● **Your instructions**:
Copy each line below in which the word "Ctrl" occurs.
_ _ _ _ _
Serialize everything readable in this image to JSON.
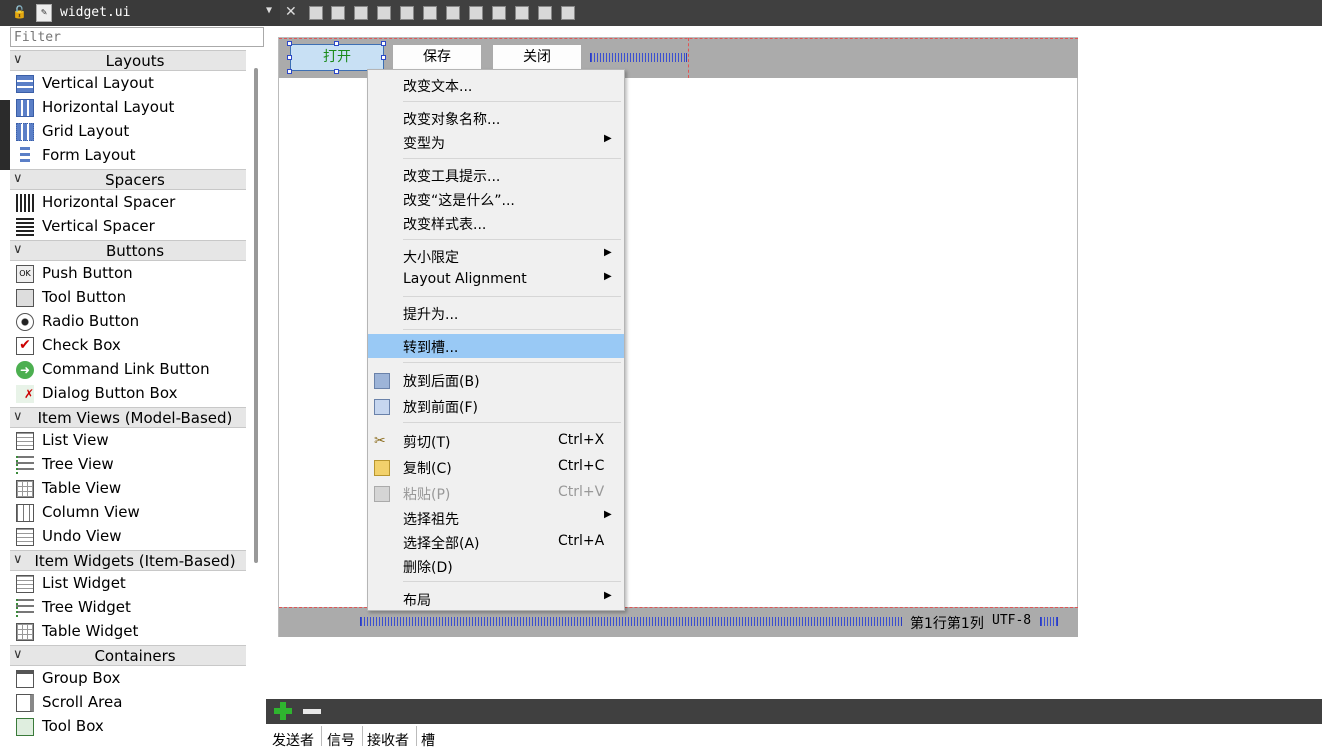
{
  "file_tab": {
    "filename": "widget.ui"
  },
  "widget_box": {
    "filter_placeholder": "Filter",
    "categories": [
      {
        "title": "Layouts",
        "items": [
          "Vertical Layout",
          "Horizontal Layout",
          "Grid Layout",
          "Form Layout"
        ]
      },
      {
        "title": "Spacers",
        "items": [
          "Horizontal Spacer",
          "Vertical Spacer"
        ]
      },
      {
        "title": "Buttons",
        "items": [
          "Push Button",
          "Tool Button",
          "Radio Button",
          "Check Box",
          "Command Link Button",
          "Dialog Button Box"
        ]
      },
      {
        "title": "Item Views (Model-Based)",
        "items": [
          "List View",
          "Tree View",
          "Table View",
          "Column View",
          "Undo View"
        ]
      },
      {
        "title": "Item Widgets (Item-Based)",
        "items": [
          "List Widget",
          "Tree Widget",
          "Table Widget"
        ]
      },
      {
        "title": "Containers",
        "items": [
          "Group Box",
          "Scroll Area",
          "Tool Box"
        ]
      }
    ]
  },
  "form": {
    "buttons": {
      "open": "打开",
      "save": "保存",
      "close": "关闭"
    },
    "status": {
      "position": "第1行第1列",
      "encoding": "UTF-8"
    }
  },
  "context_menu": {
    "change_text": "改变文本...",
    "change_object_name": "改变对象名称...",
    "morph_into": "变型为",
    "change_tooltip": "改变工具提示...",
    "change_whats_this": "改变“这是什么”...",
    "change_stylesheet": "改变样式表...",
    "size_constraints": "大小限定",
    "layout_alignment": "Layout Alignment",
    "promote_to": "提升为...",
    "go_to_slot": "转到槽...",
    "send_to_back": "放到后面(B)",
    "bring_to_front": "放到前面(F)",
    "cut": "剪切(T)",
    "cut_sc": "Ctrl+X",
    "copy": "复制(C)",
    "copy_sc": "Ctrl+C",
    "paste": "粘贴(P)",
    "paste_sc": "Ctrl+V",
    "select_ancestor": "选择祖先",
    "select_all": "选择全部(A)",
    "select_all_sc": "Ctrl+A",
    "delete": "删除(D)",
    "layout": "布局"
  },
  "signal_slot_editor": {
    "columns": [
      "发送者",
      "信号",
      "接收者",
      "槽"
    ]
  },
  "colors": {
    "highlight": "#99c9f5",
    "selected_button": "#c8e0f4",
    "dark_bar": "#404040"
  }
}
_ _ _ _ _
● **Right answer**:
    "cut_sc": "Ctrl+X",
    "copy_sc": "Ctrl+C",
    "paste_sc": "Ctrl+V",
    "select_all_sc": "Ctrl+A",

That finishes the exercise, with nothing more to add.